SHORT TASK: Beginning with the line that contains "What does this", extract each line through the end of the listing below, with no additions or omissions.

LISTING:
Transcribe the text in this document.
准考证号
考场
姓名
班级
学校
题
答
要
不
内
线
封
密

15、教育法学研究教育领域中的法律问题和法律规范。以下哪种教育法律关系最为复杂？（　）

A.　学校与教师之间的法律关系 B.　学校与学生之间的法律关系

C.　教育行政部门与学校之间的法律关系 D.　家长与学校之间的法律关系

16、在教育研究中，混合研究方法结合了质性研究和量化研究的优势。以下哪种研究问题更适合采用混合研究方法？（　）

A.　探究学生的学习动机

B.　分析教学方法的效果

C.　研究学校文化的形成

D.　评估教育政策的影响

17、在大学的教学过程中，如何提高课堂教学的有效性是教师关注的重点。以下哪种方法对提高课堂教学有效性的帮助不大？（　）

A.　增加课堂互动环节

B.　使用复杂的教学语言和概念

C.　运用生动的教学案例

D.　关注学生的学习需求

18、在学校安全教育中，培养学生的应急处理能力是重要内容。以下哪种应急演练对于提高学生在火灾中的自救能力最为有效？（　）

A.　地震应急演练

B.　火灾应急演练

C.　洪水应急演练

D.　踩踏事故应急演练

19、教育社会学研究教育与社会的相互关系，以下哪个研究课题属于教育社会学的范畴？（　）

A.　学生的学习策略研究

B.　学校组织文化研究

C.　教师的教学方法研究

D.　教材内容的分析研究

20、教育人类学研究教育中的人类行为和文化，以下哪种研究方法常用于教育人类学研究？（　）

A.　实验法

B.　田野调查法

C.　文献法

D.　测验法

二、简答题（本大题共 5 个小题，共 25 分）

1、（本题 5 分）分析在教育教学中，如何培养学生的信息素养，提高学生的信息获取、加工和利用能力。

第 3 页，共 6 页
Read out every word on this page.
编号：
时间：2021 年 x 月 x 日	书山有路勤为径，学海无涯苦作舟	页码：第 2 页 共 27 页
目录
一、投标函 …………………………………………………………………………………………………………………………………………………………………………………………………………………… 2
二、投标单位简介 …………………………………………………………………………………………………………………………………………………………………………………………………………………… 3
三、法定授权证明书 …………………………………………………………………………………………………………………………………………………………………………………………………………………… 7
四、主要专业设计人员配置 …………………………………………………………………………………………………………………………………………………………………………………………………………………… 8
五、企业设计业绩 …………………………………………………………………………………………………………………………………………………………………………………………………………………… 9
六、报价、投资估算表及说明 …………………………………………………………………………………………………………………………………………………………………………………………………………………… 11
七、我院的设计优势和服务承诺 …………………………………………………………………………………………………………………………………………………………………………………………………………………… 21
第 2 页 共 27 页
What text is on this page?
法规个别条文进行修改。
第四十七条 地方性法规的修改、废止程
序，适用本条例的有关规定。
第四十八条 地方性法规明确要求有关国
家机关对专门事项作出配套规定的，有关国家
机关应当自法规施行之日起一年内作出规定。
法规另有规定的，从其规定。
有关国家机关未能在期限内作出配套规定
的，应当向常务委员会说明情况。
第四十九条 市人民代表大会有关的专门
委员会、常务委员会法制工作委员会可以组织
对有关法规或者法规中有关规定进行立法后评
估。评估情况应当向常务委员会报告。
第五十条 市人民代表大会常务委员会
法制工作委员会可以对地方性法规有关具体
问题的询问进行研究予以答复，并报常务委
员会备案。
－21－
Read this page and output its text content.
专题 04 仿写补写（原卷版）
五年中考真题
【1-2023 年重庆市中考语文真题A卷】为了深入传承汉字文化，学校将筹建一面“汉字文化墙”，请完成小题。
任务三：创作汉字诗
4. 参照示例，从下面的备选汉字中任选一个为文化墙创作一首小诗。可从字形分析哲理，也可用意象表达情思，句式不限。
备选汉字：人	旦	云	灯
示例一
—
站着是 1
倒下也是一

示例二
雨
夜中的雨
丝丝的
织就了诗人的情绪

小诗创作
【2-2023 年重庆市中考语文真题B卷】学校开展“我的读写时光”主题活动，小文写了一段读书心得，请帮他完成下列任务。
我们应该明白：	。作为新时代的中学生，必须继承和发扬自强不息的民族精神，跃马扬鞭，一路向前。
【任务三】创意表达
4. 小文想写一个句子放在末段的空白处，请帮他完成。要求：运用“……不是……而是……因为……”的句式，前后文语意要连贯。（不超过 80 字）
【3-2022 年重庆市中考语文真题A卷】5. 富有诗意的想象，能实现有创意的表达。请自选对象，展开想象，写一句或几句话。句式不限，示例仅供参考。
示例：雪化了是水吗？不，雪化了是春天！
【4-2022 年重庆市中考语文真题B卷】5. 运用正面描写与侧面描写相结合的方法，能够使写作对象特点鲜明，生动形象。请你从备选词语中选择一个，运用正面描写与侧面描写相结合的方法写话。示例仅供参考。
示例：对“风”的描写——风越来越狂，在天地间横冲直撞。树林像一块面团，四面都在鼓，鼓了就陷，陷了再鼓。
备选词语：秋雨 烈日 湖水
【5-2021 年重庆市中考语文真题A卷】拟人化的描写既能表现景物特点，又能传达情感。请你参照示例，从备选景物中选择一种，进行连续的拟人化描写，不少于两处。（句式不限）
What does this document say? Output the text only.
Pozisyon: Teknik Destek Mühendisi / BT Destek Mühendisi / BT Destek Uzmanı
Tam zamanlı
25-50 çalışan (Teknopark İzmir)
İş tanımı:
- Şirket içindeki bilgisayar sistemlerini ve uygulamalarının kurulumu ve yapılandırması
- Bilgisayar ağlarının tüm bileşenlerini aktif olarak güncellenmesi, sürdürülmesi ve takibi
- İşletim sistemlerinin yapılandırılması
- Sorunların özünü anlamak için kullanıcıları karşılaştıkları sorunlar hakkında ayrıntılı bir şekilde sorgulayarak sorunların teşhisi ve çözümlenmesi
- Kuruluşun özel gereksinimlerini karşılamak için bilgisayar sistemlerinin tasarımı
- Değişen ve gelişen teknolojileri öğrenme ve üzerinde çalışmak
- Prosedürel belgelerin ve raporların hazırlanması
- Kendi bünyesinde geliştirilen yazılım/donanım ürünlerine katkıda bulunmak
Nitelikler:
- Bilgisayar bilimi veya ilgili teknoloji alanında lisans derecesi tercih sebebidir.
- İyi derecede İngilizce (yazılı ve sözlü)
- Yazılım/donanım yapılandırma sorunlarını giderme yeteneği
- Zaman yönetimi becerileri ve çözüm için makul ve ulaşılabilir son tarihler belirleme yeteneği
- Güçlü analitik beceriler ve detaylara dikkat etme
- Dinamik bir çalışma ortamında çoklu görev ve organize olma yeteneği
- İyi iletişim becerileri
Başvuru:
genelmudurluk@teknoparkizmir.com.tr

RESPONSE TO THIS TASK:
What does this document say? Output the text only.
Pozisyon: Teknik Destek Mühendisi / BT Destek Mühendisi / BT Destek Uzmanı
Tam zamanlı
25-50 çalışan (Teknopark İzmir)
İş tanımı:
- Şirket içindeki bilgisayar sistemlerini ve uygulamalarının kurulumu ve yapılandırması
- Bilgisayar ağlarının tüm bileşenlerini aktif olarak güncellenmesi, sürdürülmesi ve takibi
- İşletim sistemlerinin yapılandırılması
- Sorunların özünü anlamak için kullanıcıları karşılaştıkları sorunlar hakkında ayrıntılı bir şekilde sorgulayarak sorunların teşhisi ve çözümlenmesi
- Kuruluşun özel gereksinimlerini karşılamak için bilgisayar sistemlerinin tasarımı
- Değişen ve gelişen teknolojileri öğrenme ve üzerinde çalışmak
- Prosedürel belgelerin ve raporların hazırlanması
- Kendi bünyesinde geliştirilen yazılım/donanım ürünlerine katkıda bulunmak
Nitelikler:
- Bilgisayar bilimi veya ilgili teknoloji alanında lisans derecesi tercih sebebidir.
- İyi derecede İngilizce (yazılı ve sözlü)
- Yazılım/donanım yapılandırma sorunlarını giderme yeteneği
- Zaman yönetimi becerileri ve çözüm için makul ve ulaşılabilir son tarihler belirleme yeteneği
- Güçlü analitik beceriler ve detaylara dikkat etme
- Dinamik bir çalışma ortamında çoklu görev ve organize olma yeteneği
- İyi iletişim becerileri
Başvuru:
genelmudurluk@teknoparkizmir.com.tr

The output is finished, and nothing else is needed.